-------- Material --------
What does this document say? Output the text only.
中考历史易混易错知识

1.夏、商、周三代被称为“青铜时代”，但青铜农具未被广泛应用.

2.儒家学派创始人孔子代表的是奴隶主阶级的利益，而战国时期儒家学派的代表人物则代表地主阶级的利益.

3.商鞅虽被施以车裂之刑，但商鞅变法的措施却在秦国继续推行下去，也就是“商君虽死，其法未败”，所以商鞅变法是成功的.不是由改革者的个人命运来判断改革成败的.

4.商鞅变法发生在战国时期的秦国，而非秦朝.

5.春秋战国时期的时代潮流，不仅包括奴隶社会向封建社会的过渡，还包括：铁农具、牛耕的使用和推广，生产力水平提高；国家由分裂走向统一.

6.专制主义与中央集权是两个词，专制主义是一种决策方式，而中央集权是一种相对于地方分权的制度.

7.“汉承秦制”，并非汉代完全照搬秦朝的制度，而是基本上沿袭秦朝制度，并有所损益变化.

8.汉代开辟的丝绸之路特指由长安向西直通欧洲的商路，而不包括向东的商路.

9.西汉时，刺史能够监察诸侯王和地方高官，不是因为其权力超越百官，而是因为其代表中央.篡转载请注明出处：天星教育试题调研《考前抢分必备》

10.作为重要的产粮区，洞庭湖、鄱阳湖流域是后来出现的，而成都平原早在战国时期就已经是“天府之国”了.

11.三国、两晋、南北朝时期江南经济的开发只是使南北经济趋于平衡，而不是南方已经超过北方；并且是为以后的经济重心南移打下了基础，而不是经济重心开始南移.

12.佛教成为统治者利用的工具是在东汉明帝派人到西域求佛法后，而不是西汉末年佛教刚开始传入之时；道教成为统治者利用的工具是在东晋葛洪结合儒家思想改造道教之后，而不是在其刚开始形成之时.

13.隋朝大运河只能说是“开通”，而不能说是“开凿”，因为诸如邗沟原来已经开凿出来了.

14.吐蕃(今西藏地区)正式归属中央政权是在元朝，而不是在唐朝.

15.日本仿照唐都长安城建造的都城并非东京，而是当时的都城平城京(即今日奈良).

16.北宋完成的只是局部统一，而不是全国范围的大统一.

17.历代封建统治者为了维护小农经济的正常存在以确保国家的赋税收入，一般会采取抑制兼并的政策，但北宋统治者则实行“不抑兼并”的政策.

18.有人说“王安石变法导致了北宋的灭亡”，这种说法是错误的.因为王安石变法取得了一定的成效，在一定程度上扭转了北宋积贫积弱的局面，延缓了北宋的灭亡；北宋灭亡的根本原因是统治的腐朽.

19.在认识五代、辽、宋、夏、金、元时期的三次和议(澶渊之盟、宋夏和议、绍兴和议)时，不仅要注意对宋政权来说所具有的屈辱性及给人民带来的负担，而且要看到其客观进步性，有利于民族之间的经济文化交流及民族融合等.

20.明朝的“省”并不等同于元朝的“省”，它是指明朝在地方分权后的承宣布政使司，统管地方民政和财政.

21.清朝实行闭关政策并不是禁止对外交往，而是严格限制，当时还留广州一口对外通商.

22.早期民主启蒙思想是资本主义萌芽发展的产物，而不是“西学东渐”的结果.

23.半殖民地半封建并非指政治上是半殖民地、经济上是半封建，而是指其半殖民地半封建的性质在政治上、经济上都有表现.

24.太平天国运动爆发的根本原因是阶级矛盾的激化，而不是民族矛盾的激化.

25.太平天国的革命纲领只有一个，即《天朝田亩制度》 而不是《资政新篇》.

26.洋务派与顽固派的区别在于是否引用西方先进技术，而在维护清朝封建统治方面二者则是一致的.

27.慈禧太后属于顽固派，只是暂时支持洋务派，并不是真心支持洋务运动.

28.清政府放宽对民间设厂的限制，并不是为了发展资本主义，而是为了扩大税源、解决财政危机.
--------
**Task directions:**
Word for word, quote all of the data above.

**Written response:**
What does this document say? Output the text only.
中考历史易混易错知识

1.夏、商、周三代被称为“青铜时代”，但青铜农具未被广泛应用.

2.儒家学派创始人孔子代表的是奴隶主阶级的利益，而战国时期儒家学派的代表人物则代表地主阶级的利益.

3.商鞅虽被施以车裂之刑，但商鞅变法的措施却在秦国继续推行下去，也就是“商君虽死，其法未败”，所以商鞅变法是成功的.不是由改革者的个人命运来判断改革成败的.

4.商鞅变法发生在战国时期的秦国，而非秦朝.

5.春秋战国时期的时代潮流，不仅包括奴隶社会向封建社会的过渡，还包括：铁农具、牛耕的使用和推广，生产力水平提高；国家由分裂走向统一.

6.专制主义与中央集权是两个词，专制主义是一种决策方式，而中央集权是一种相对于地方分权的制度.

7.“汉承秦制”，并非汉代完全照搬秦朝的制度，而是基本上沿袭秦朝制度，并有所损益变化.

8.汉代开辟的丝绸之路特指由长安向西直通欧洲的商路，而不包括向东的商路.

9.西汉时，刺史能够监察诸侯王和地方高官，不是因为其权力超越百官，而是因为其代表中央.篡转载请注明出处：天星教育试题调研《考前抢分必备》

10.作为重要的产粮区，洞庭湖、鄱阳湖流域是后来出现的，而成都平原早在战国时期就已经是“天府之国”了.

11.三国、两晋、南北朝时期江南经济的开发只是使南北经济趋于平衡，而不是南方已经超过北方；并且是为以后的经济重心南移打下了基础，而不是经济重心开始南移.

12.佛教成为统治者利用的工具是在东汉明帝派人到西域求佛法后，而不是西汉末年佛教刚开始传入之时；道教成为统治者利用的工具是在东晋葛洪结合儒家思想改造道教之后，而不是在其刚开始形成之时.

13.隋朝大运河只能说是“开通”，而不能说是“开凿”，因为诸如邗沟原来已经开凿出来了.

14.吐蕃(今西藏地区)正式归属中央政权是在元朝，而不是在唐朝.

15.日本仿照唐都长安城建造的都城并非东京，而是当时的都城平城京(即今日奈良).

16.北宋完成的只是局部统一，而不是全国范围的大统一.

17.历代封建统治者为了维护小农经济的正常存在以确保国家的赋税收入，一般会采取抑制兼并的政策，但北宋统治者则实行“不抑兼并”的政策.

18.有人说“王安石变法导致了北宋的灭亡”，这种说法是错误的.因为王安石变法取得了一定的成效，在一定程度上扭转了北宋积贫积弱的局面，延缓了北宋的灭亡；北宋灭亡的根本原因是统治的腐朽.

19.在认识五代、辽、宋、夏、金、元时期的三次和议(澶渊之盟、宋夏和议、绍兴和议)时，不仅要注意对宋政权来说所具有的屈辱性及给人民带来的负担，而且要看到其客观进步性，有利于民族之间的经济文化交流及民族融合等.

20.明朝的“省”并不等同于元朝的“省”，它是指明朝在地方分权后的承宣布政使司，统管地方民政和财政.

21.清朝实行闭关政策并不是禁止对外交往，而是严格限制，当时还留广州一口对外通商.

22.早期民主启蒙思想是资本主义萌芽发展的产物，而不是“西学东渐”的结果.

23.半殖民地半封建并非指政治上是半殖民地、经济上是半封建，而是指其半殖民地半封建的性质在政治上、经济上都有表现.

24.太平天国运动爆发的根本原因是阶级矛盾的激化，而不是民族矛盾的激化.

25.太平天国的革命纲领只有一个，即《天朝田亩制度》 而不是《资政新篇》.

26.洋务派与顽固派的区别在于是否引用西方先进技术，而在维护清朝封建统治方面二者则是一致的.

27.慈禧太后属于顽固派，只是暂时支持洋务派，并不是真心支持洋务运动.

28.清政府放宽对民间设厂的限制，并不是为了发展资本主义，而是为了扩大税源、解决财政危机.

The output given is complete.